Data listing:
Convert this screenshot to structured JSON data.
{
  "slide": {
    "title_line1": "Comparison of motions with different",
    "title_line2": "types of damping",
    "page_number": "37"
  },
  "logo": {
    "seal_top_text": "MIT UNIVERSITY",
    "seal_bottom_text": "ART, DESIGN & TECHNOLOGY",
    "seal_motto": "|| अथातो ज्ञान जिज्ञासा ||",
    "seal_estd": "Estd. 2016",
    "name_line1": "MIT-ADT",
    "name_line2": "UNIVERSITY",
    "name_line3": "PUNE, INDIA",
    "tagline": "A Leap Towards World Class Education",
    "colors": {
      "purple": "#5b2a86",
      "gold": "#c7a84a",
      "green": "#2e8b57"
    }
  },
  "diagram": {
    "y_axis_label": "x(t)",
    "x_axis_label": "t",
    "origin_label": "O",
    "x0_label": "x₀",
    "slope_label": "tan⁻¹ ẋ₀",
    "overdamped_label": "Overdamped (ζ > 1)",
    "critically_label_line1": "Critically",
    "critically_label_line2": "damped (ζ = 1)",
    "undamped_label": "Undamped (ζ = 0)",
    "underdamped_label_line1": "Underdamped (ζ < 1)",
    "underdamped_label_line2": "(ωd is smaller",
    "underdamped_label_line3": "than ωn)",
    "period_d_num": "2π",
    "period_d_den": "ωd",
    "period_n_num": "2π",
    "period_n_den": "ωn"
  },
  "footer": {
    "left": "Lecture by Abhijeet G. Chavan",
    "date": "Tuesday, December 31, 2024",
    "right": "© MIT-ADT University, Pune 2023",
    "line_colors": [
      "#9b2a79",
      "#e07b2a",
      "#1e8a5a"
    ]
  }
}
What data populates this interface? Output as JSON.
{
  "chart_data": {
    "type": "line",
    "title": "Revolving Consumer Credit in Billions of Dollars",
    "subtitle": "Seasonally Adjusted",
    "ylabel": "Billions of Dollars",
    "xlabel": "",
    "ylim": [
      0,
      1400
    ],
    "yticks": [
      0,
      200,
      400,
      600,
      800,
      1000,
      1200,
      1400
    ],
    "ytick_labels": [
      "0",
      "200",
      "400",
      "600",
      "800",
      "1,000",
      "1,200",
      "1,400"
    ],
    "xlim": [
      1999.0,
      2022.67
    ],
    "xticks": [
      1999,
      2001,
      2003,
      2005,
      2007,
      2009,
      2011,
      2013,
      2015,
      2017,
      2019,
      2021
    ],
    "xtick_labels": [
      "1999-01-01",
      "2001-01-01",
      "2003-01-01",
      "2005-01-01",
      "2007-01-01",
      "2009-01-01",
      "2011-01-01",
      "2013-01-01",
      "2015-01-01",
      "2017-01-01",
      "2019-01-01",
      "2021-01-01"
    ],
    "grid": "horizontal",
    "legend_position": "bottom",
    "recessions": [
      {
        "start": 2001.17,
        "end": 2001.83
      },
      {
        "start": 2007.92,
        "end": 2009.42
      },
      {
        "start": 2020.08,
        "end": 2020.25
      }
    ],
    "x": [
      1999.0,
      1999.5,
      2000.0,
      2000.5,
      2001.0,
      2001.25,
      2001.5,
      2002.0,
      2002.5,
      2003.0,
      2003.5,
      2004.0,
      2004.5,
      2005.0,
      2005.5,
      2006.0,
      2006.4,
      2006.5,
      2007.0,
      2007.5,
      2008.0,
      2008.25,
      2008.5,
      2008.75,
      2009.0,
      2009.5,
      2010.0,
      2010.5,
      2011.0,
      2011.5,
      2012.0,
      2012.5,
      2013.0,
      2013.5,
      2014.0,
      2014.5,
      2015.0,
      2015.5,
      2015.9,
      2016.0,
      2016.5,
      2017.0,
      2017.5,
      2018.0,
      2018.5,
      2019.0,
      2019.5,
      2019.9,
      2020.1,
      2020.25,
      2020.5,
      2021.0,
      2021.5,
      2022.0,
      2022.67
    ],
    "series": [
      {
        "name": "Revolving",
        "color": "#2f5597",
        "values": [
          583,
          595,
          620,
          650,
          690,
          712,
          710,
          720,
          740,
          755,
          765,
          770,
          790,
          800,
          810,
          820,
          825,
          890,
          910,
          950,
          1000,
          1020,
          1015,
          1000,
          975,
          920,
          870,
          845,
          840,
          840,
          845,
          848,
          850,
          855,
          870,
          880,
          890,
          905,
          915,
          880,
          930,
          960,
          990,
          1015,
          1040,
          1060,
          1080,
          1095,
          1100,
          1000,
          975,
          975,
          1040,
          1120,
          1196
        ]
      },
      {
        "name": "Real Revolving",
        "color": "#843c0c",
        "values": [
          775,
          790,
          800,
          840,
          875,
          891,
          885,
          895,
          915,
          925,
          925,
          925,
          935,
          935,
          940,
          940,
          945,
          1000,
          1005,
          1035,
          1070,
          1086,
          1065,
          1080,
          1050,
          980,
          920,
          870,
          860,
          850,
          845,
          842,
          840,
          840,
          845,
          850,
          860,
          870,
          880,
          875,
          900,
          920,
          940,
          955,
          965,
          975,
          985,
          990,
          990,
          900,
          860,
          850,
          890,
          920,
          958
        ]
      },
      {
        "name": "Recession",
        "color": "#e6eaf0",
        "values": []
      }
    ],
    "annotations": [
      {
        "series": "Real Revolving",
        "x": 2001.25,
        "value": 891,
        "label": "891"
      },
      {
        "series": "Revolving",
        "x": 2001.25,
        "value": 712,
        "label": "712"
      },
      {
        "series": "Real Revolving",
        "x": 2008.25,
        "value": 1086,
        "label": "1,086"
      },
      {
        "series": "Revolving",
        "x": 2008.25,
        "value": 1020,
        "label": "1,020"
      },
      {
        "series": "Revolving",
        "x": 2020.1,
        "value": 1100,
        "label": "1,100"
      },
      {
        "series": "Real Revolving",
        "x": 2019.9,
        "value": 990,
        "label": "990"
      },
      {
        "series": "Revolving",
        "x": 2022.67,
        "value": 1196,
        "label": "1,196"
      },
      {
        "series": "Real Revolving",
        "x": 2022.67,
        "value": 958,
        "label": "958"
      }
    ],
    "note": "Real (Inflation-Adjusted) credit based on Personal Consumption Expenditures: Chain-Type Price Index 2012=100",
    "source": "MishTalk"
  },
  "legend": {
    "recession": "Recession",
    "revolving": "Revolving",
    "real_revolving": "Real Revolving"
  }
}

◆ Exercise
Looking at the data above, show all lines where the word "Billions" occurs.

◆ Completed exercise
    "title": "Revolving Consumer Credit in Billions of Dollars",
    "ylabel": "Billions of Dollars",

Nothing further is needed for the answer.